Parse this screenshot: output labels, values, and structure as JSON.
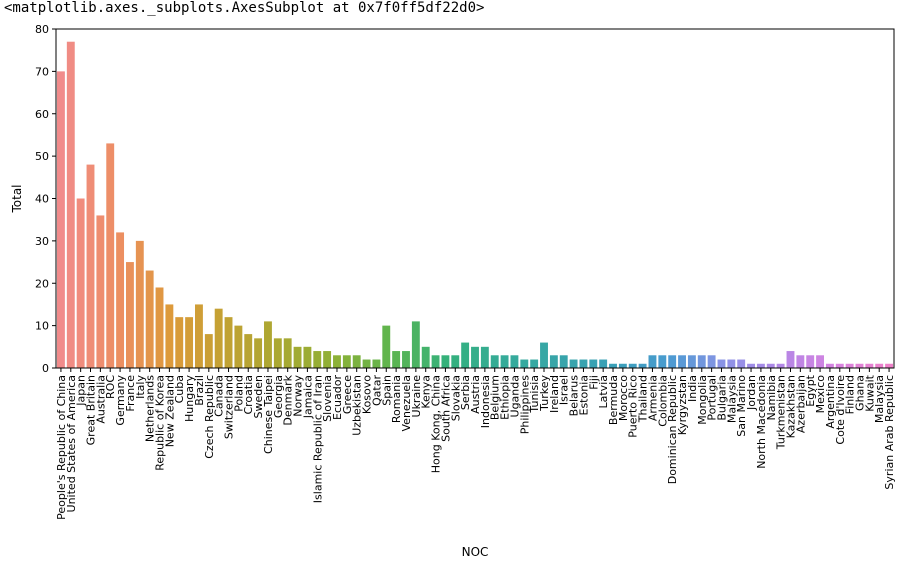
{
  "output_line": "<matplotlib.axes._subplots.AxesSubplot at 0x7f0ff5df22d0>",
  "chart_data": {
    "type": "bar",
    "xlabel": "NOC",
    "ylabel": "Total",
    "ylim": [
      0,
      80
    ],
    "yticks": [
      0,
      10,
      20,
      30,
      40,
      50,
      60,
      70,
      80
    ],
    "grid": false,
    "categories": [
      "People's Republic of China",
      "United States of America",
      "Japan",
      "Great Britain",
      "Australia",
      "ROC",
      "Germany",
      "France",
      "Italy",
      "Netherlands",
      "Republic of Korea",
      "New Zealand",
      "Cuba",
      "Hungary",
      "Brazil",
      "Czech Republic",
      "Canada",
      "Switzerland",
      "Poland",
      "Croatia",
      "Sweden",
      "Chinese Taipei",
      "Georgia",
      "Denmark",
      "Norway",
      "Jamaica",
      "Islamic Republic of Iran",
      "Slovenia",
      "Ecuador",
      "Greece",
      "Uzbekistan",
      "Kosovo",
      "Qatar",
      "Spain",
      "Romania",
      "Venezuela",
      "Ukraine",
      "Kenya",
      "Hong Kong, China",
      "South Africa",
      "Slovakia",
      "Serbia",
      "Austria",
      "Indonesia",
      "Belgium",
      "Ethiopia",
      "Uganda",
      "Philippines",
      "Tunisia",
      "Turkey",
      "Ireland",
      "Israel",
      "Belarus",
      "Estonia",
      "Fiji",
      "Latvia",
      "Bermuda",
      "Morocco",
      "Puerto Rico",
      "Thailand",
      "Armenia",
      "Colombia",
      "Dominican Republic",
      "Kyrgyzstan",
      "India",
      "Mongolia",
      "Portugal",
      "Bulgaria",
      "Malaysia",
      "San Marino",
      "Jordan",
      "North Macedonia",
      "Namibia",
      "Turkmenistan",
      "Kazakhstan",
      "Azerbaijan",
      "Egypt",
      "Mexico",
      "Argentina",
      "Cote d'Ivoire",
      "Finland",
      "Ghana",
      "Kuwait",
      "Malaysia",
      "Syrian Arab Republic"
    ],
    "values": [
      70,
      77,
      40,
      48,
      36,
      53,
      32,
      25,
      30,
      23,
      19,
      15,
      12,
      12,
      15,
      8,
      14,
      12,
      10,
      8,
      7,
      11,
      7,
      7,
      5,
      5,
      4,
      4,
      3,
      3,
      3,
      2,
      2,
      10,
      4,
      4,
      11,
      5,
      3,
      3,
      3,
      6,
      5,
      5,
      3,
      3,
      3,
      2,
      2,
      6,
      3,
      3,
      2,
      2,
      2,
      2,
      1,
      1,
      1,
      1,
      3,
      3,
      3,
      3,
      3,
      3,
      3,
      2,
      2,
      2,
      1,
      1,
      1,
      1,
      4,
      3,
      3,
      3,
      1,
      1,
      1,
      1,
      1,
      1,
      1
    ],
    "palette": [
      "#f18b8b",
      "#ed8e64",
      "#dc9a3a",
      "#c1a233",
      "#a9a832",
      "#8db137",
      "#5db550",
      "#34b17c",
      "#35ab98",
      "#37a5a9",
      "#39a0b8",
      "#4a9bd0",
      "#8b93e6",
      "#b287e6",
      "#d683e0",
      "#ee80c9"
    ]
  }
}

◆ Short problem: Identify each line holding the string "values", and copy it out.

◆ Response for this exercise:
Parse this screenshot: output labels, values, and structure as JSON.
    "values": [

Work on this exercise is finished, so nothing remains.